— Start Extracted records —

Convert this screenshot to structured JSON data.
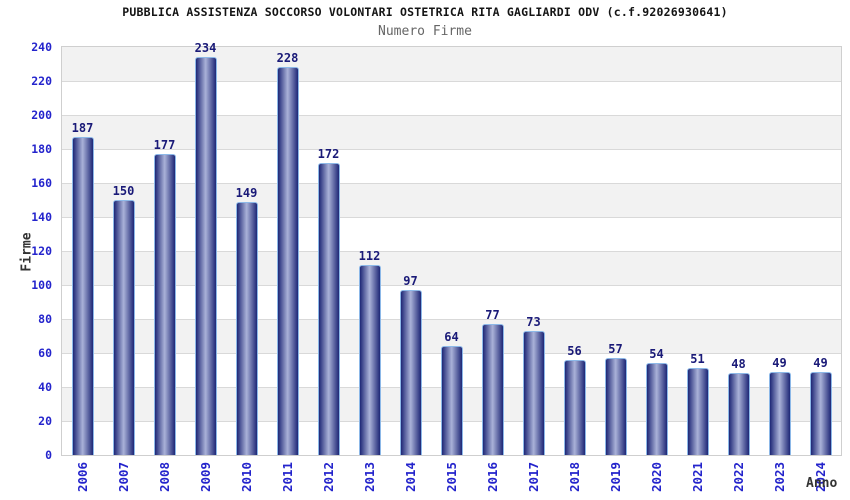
{
  "chart_data": {
    "type": "bar",
    "title": "PUBBLICA ASSISTENZA SOCCORSO VOLONTARI OSTETRICA RITA GAGLIARDI ODV (c.f.92026930641)",
    "subtitle": "Numero Firme",
    "xlabel": "Anno",
    "ylabel": "Firme",
    "categories": [
      "2006",
      "2007",
      "2008",
      "2009",
      "2010",
      "2011",
      "2012",
      "2013",
      "2014",
      "2015",
      "2016",
      "2017",
      "2018",
      "2019",
      "2020",
      "2021",
      "2022",
      "2023",
      "2024"
    ],
    "values": [
      187,
      150,
      177,
      234,
      149,
      228,
      172,
      112,
      97,
      64,
      77,
      73,
      56,
      57,
      54,
      51,
      48,
      49,
      49
    ],
    "ylim": [
      0,
      240
    ],
    "ytick_step": 20,
    "yticks": [
      0,
      20,
      40,
      60,
      80,
      100,
      120,
      140,
      160,
      180,
      200,
      220,
      240
    ],
    "grid": true,
    "legend": "none",
    "x_labels_rotated_degrees": 90,
    "colors": {
      "title": "#141414",
      "subtitle": "#666666",
      "axis_title": "#333333",
      "tick_label": "#2424cc",
      "value_label": "#1a1a78",
      "bar_dark": "#1e2776",
      "bar_light": "#aab2d8",
      "bar_outline": "#8cb8e8",
      "gridline": "#d9d9d9",
      "band_shaded": "#f2f2f2",
      "band_plain": "#ffffff",
      "plot_border": "#cfcfcf"
    }
  }
}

— End Extracted records —

To be done ▸ Copy all lines from the entries that contain the word "Firme".

Solved exercise ▸
    "subtitle": "Numero Firme",
    "ylabel": "Firme",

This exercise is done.